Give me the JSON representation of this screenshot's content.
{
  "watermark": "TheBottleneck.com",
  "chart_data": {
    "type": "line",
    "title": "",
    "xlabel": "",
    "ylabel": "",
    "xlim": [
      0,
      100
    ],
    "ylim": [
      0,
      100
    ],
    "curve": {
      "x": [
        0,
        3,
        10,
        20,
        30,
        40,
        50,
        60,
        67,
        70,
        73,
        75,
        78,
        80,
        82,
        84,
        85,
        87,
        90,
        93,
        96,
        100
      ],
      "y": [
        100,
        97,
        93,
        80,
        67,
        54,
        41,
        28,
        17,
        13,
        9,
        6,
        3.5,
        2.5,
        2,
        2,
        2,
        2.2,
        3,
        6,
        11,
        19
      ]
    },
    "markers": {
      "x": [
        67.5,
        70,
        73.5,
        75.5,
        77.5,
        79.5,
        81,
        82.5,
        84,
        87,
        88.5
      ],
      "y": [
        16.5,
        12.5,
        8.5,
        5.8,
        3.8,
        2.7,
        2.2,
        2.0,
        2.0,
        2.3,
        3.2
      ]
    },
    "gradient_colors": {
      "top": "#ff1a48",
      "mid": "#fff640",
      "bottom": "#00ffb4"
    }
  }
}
+++++
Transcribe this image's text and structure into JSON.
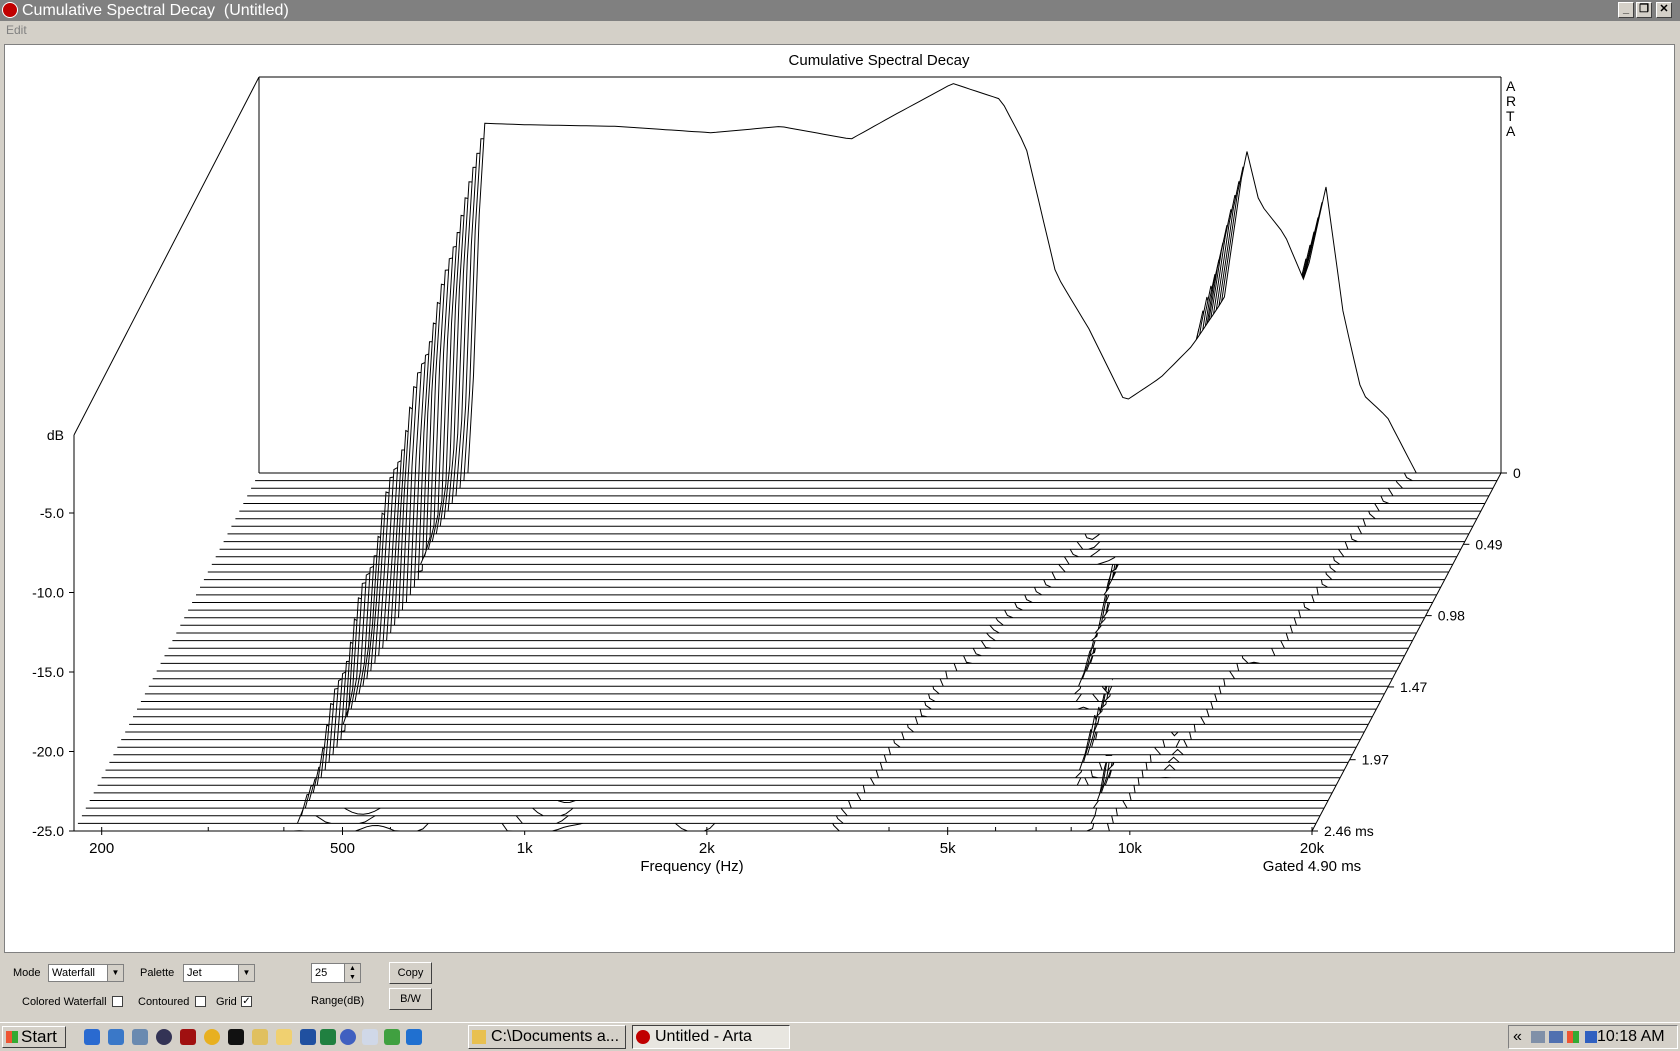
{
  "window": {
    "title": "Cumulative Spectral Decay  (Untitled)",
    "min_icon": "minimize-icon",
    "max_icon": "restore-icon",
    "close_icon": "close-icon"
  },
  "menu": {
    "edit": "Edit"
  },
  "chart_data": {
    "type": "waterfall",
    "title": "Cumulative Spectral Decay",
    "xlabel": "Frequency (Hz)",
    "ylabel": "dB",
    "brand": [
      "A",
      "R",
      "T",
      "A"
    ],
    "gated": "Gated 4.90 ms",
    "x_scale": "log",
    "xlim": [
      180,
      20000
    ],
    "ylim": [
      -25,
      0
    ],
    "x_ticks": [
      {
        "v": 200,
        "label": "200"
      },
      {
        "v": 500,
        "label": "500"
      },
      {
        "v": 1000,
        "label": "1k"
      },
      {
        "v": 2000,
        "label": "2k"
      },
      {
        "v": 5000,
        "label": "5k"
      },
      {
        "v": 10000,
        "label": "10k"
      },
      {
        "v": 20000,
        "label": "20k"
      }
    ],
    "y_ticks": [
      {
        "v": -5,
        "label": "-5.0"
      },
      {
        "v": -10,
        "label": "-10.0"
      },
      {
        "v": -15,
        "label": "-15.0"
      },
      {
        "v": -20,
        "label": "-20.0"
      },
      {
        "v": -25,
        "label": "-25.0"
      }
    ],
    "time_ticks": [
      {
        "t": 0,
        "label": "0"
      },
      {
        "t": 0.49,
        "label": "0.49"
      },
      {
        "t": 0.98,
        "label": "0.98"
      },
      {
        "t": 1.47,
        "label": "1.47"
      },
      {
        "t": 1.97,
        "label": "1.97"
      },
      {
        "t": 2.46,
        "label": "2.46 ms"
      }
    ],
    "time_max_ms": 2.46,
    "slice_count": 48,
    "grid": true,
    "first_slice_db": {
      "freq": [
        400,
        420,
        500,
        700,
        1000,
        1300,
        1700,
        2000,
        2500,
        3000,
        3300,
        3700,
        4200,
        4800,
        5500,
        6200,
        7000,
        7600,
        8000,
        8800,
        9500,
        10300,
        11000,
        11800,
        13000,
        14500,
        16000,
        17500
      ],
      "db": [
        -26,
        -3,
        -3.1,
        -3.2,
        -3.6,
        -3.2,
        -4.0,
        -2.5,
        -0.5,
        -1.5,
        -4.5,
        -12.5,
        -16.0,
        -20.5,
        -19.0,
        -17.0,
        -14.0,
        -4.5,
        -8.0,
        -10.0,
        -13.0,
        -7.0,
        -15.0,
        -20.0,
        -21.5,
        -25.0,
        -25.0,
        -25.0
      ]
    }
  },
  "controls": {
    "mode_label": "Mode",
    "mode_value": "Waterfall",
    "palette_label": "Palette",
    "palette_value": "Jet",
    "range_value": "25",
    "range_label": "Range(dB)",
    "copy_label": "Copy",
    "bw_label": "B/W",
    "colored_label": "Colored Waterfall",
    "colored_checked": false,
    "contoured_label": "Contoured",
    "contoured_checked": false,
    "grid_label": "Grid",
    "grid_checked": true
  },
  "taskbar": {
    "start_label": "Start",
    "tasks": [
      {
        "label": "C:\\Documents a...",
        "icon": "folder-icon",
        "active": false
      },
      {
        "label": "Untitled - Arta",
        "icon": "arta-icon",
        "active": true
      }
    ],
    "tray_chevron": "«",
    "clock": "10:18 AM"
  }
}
+++++
Filter out every line that lacks the word "icon", and copy the rest.

    "min_icon": "minimize-icon",
    "max_icon": "restore-icon",
    "close_icon": "close-icon"
        "icon": "folder-icon",
        "icon": "arta-icon",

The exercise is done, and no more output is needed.